:: Listed records

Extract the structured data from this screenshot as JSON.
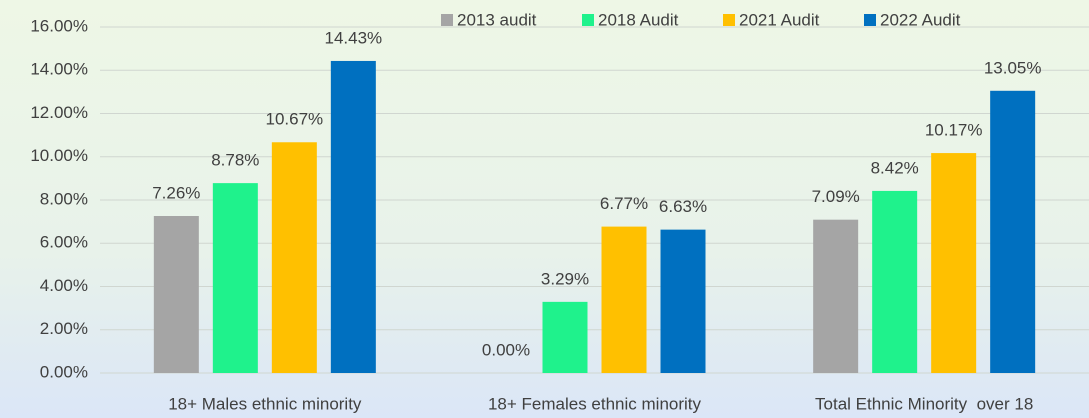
{
  "chart_data": {
    "type": "bar",
    "categories": [
      "18+ Males ethnic minority",
      "18+ Females ethnic minority",
      "Total Ethnic Minority  over 18"
    ],
    "series": [
      {
        "name": "2013 audit",
        "color": "#a5a5a5",
        "values": [
          7.26,
          0,
          7.09
        ],
        "value_labels": [
          "7.26%",
          "0.00%",
          "7.09%"
        ]
      },
      {
        "name": "2018 Audit",
        "color": "#1ff28c",
        "values": [
          8.78,
          3.29,
          8.42
        ],
        "value_labels": [
          "8.78%",
          "3.29%",
          "8.42%"
        ]
      },
      {
        "name": "2021 Audit",
        "color": "#ffc000",
        "values": [
          10.67,
          6.77,
          10.17
        ],
        "value_labels": [
          "10.67%",
          "6.77%",
          "10.17%"
        ]
      },
      {
        "name": "2022 Audit",
        "color": "#0070c0",
        "values": [
          14.43,
          6.63,
          13.05
        ],
        "value_labels": [
          "14.43%",
          "6.63%",
          "13.05%"
        ]
      }
    ],
    "ylim": [
      0,
      16
    ],
    "yticks": [
      {
        "value": 0,
        "label": "0.00%"
      },
      {
        "value": 2,
        "label": "2.00%"
      },
      {
        "value": 4,
        "label": "4.00%"
      },
      {
        "value": 6,
        "label": "6.00%"
      },
      {
        "value": 8,
        "label": "8.00%"
      },
      {
        "value": 10,
        "label": "10.00%"
      },
      {
        "value": 12,
        "label": "12.00%"
      },
      {
        "value": 14,
        "label": "14.00%"
      },
      {
        "value": 16,
        "label": "16.00%"
      }
    ],
    "grid": true,
    "legend": "top"
  }
}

::::

» Requirements
Each line that has the word "name" should be copied.

» Response
        "name": "2013 audit",
        "name": "2018 Audit",
        "name": "2021 Audit",
        "name": "2022 Audit",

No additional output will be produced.